→ WHAT IS REQUIRED
The records that follow must be repeated verbatim, every one of them.
----
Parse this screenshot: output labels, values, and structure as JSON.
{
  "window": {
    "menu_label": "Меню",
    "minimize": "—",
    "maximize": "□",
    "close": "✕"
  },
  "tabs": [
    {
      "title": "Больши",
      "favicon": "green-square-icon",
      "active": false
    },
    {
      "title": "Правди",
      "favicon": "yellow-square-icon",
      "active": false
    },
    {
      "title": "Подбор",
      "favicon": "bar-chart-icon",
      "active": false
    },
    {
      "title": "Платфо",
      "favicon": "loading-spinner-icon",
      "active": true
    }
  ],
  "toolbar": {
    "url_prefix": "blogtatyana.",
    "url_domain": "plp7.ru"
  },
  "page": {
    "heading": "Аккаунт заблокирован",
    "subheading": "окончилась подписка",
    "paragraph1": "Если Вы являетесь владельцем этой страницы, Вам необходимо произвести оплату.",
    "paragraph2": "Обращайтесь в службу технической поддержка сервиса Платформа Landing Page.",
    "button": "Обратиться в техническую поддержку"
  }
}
----
→ EXERCISE RESULT
Parse this screenshot: output labels, values, and structure as JSON.
{
  "window": {
    "menu_label": "Меню",
    "minimize": "—",
    "maximize": "□",
    "close": "✕"
  },
  "tabs": [
    {
      "title": "Больши",
      "favicon": "green-square-icon",
      "active": false
    },
    {
      "title": "Правди",
      "favicon": "yellow-square-icon",
      "active": false
    },
    {
      "title": "Подбор",
      "favicon": "bar-chart-icon",
      "active": false
    },
    {
      "title": "Платфо",
      "favicon": "loading-spinner-icon",
      "active": true
    }
  ],
  "toolbar": {
    "url_prefix": "blogtatyana.",
    "url_domain": "plp7.ru"
  },
  "page": {
    "heading": "Аккаунт заблокирован",
    "subheading": "окончилась подписка",
    "paragraph1": "Если Вы являетесь владельцем этой страницы, Вам необходимо произвести оплату.",
    "paragraph2": "Обращайтесь в службу технической поддержка сервиса Платформа Landing Page.",
    "button": "Обратиться в техническую поддержку"
  }
}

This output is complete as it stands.